▸ TASK REQUIREMENTS
Transcribe all the records with complete accuracy.

# # # # # # #

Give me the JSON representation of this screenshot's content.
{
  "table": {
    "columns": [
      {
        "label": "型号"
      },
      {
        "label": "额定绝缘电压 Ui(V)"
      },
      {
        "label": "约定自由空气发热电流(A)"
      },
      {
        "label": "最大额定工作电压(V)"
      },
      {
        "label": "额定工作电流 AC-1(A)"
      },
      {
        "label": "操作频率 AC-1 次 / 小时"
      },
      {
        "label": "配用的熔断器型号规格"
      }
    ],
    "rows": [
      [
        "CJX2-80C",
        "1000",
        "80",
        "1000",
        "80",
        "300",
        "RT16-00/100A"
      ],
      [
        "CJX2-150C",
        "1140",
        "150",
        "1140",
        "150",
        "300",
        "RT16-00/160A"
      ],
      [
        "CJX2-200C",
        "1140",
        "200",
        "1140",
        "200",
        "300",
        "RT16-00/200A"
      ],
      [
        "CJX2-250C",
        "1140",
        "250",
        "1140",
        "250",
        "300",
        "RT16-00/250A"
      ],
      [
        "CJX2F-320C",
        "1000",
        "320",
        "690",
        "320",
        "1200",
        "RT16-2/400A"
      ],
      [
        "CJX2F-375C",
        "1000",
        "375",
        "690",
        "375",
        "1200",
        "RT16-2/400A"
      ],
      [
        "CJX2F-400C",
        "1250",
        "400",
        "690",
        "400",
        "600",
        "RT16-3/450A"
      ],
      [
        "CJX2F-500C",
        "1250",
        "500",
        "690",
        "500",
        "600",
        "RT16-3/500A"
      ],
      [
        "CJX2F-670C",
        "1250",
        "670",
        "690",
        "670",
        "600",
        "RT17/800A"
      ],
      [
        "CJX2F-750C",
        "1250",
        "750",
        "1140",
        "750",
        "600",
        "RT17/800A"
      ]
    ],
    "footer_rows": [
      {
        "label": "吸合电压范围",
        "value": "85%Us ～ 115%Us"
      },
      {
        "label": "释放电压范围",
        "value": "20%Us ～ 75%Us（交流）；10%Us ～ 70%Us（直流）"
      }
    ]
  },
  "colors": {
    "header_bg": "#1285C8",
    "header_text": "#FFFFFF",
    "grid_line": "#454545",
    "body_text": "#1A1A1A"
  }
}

# # # # # # #

▸ SOLUTION FOR THIS TASK
Give me the JSON representation of this screenshot's content.
{
  "table": {
    "columns": [
      {
        "label": "型号"
      },
      {
        "label": "额定绝缘电压 Ui(V)"
      },
      {
        "label": "约定自由空气发热电流(A)"
      },
      {
        "label": "最大额定工作电压(V)"
      },
      {
        "label": "额定工作电流 AC-1(A)"
      },
      {
        "label": "操作频率 AC-1 次 / 小时"
      },
      {
        "label": "配用的熔断器型号规格"
      }
    ],
    "rows": [
      [
        "CJX2-80C",
        "1000",
        "80",
        "1000",
        "80",
        "300",
        "RT16-00/100A"
      ],
      [
        "CJX2-150C",
        "1140",
        "150",
        "1140",
        "150",
        "300",
        "RT16-00/160A"
      ],
      [
        "CJX2-200C",
        "1140",
        "200",
        "1140",
        "200",
        "300",
        "RT16-00/200A"
      ],
      [
        "CJX2-250C",
        "1140",
        "250",
        "1140",
        "250",
        "300",
        "RT16-00/250A"
      ],
      [
        "CJX2F-320C",
        "1000",
        "320",
        "690",
        "320",
        "1200",
        "RT16-2/400A"
      ],
      [
        "CJX2F-375C",
        "1000",
        "375",
        "690",
        "375",
        "1200",
        "RT16-2/400A"
      ],
      [
        "CJX2F-400C",
        "1250",
        "400",
        "690",
        "400",
        "600",
        "RT16-3/450A"
      ],
      [
        "CJX2F-500C",
        "1250",
        "500",
        "690",
        "500",
        "600",
        "RT16-3/500A"
      ],
      [
        "CJX2F-670C",
        "1250",
        "670",
        "690",
        "670",
        "600",
        "RT17/800A"
      ],
      [
        "CJX2F-750C",
        "1250",
        "750",
        "1140",
        "750",
        "600",
        "RT17/800A"
      ]
    ],
    "footer_rows": [
      {
        "label": "吸合电压范围",
        "value": "85%Us ～ 115%Us"
      },
      {
        "label": "释放电压范围",
        "value": "20%Us ～ 75%Us（交流）；10%Us ～ 70%Us（直流）"
      }
    ]
  },
  "colors": {
    "header_bg": "#1285C8",
    "header_text": "#FFFFFF",
    "grid_line": "#454545",
    "body_text": "#1A1A1A"
  }
}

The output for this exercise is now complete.